- **Task requirements**: Below are some entries; can you quote all of them exactly?

-- Provided data start --

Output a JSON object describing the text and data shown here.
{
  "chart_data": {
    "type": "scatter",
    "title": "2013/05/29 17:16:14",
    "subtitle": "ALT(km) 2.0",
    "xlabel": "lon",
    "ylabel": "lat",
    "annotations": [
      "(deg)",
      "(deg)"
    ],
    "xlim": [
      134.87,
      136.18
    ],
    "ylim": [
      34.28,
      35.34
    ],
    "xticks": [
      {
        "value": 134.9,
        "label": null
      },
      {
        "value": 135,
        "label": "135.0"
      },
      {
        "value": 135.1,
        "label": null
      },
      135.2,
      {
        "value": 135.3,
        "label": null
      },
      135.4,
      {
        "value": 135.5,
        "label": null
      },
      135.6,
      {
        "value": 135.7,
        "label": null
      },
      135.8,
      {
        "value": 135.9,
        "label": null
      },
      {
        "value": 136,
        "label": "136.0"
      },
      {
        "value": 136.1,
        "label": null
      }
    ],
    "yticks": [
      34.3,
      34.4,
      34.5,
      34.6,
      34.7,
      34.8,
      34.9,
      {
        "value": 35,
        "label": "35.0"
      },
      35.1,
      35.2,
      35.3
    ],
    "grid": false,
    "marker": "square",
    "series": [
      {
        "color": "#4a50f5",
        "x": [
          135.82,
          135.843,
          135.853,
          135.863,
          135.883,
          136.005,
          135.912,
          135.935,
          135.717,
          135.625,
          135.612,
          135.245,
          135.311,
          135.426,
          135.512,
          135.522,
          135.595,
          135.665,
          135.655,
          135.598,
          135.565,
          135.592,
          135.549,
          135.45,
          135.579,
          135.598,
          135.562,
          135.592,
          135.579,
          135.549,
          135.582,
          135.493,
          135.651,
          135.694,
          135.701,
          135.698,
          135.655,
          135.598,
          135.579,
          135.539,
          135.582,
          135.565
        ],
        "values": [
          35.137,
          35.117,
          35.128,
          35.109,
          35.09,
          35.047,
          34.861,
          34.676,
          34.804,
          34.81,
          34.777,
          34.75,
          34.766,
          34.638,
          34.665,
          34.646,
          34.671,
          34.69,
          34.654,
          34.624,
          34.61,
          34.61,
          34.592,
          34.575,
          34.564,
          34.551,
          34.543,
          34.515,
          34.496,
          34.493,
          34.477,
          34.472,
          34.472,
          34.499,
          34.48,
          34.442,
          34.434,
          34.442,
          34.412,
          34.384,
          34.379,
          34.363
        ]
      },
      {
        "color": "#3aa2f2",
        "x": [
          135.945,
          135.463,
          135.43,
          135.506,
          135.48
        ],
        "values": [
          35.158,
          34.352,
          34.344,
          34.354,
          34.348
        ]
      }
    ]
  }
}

-- Provided data end --

- **Solution to this problem**:
Output a JSON object describing the text and data shown here.
{
  "chart_data": {
    "type": "scatter",
    "title": "2013/05/29 17:16:14",
    "subtitle": "ALT(km) 2.0",
    "xlabel": "lon",
    "ylabel": "lat",
    "annotations": [
      "(deg)",
      "(deg)"
    ],
    "xlim": [
      134.87,
      136.18
    ],
    "ylim": [
      34.28,
      35.34
    ],
    "xticks": [
      {
        "value": 134.9,
        "label": null
      },
      {
        "value": 135,
        "label": "135.0"
      },
      {
        "value": 135.1,
        "label": null
      },
      135.2,
      {
        "value": 135.3,
        "label": null
      },
      135.4,
      {
        "value": 135.5,
        "label": null
      },
      135.6,
      {
        "value": 135.7,
        "label": null
      },
      135.8,
      {
        "value": 135.9,
        "label": null
      },
      {
        "value": 136,
        "label": "136.0"
      },
      {
        "value": 136.1,
        "label": null
      }
    ],
    "yticks": [
      34.3,
      34.4,
      34.5,
      34.6,
      34.7,
      34.8,
      34.9,
      {
        "value": 35,
        "label": "35.0"
      },
      35.1,
      35.2,
      35.3
    ],
    "grid": false,
    "marker": "square",
    "series": [
      {
        "color": "#4a50f5",
        "x": [
          135.82,
          135.843,
          135.853,
          135.863,
          135.883,
          136.005,
          135.912,
          135.935,
          135.717,
          135.625,
          135.612,
          135.245,
          135.311,
          135.426,
          135.512,
          135.522,
          135.595,
          135.665,
          135.655,
          135.598,
          135.565,
          135.592,
          135.549,
          135.45,
          135.579,
          135.598,
          135.562,
          135.592,
          135.579,
          135.549,
          135.582,
          135.493,
          135.651,
          135.694,
          135.701,
          135.698,
          135.655,
          135.598,
          135.579,
          135.539,
          135.582,
          135.565
        ],
        "values": [
          35.137,
          35.117,
          35.128,
          35.109,
          35.09,
          35.047,
          34.861,
          34.676,
          34.804,
          34.81,
          34.777,
          34.75,
          34.766,
          34.638,
          34.665,
          34.646,
          34.671,
          34.69,
          34.654,
          34.624,
          34.61,
          34.61,
          34.592,
          34.575,
          34.564,
          34.551,
          34.543,
          34.515,
          34.496,
          34.493,
          34.477,
          34.472,
          34.472,
          34.499,
          34.48,
          34.442,
          34.434,
          34.442,
          34.412,
          34.384,
          34.379,
          34.363
        ]
      },
      {
        "color": "#3aa2f2",
        "x": [
          135.945,
          135.463,
          135.43,
          135.506,
          135.48
        ],
        "values": [
          35.158,
          34.352,
          34.344,
          34.354,
          34.348
        ]
      }
    ]
  }
}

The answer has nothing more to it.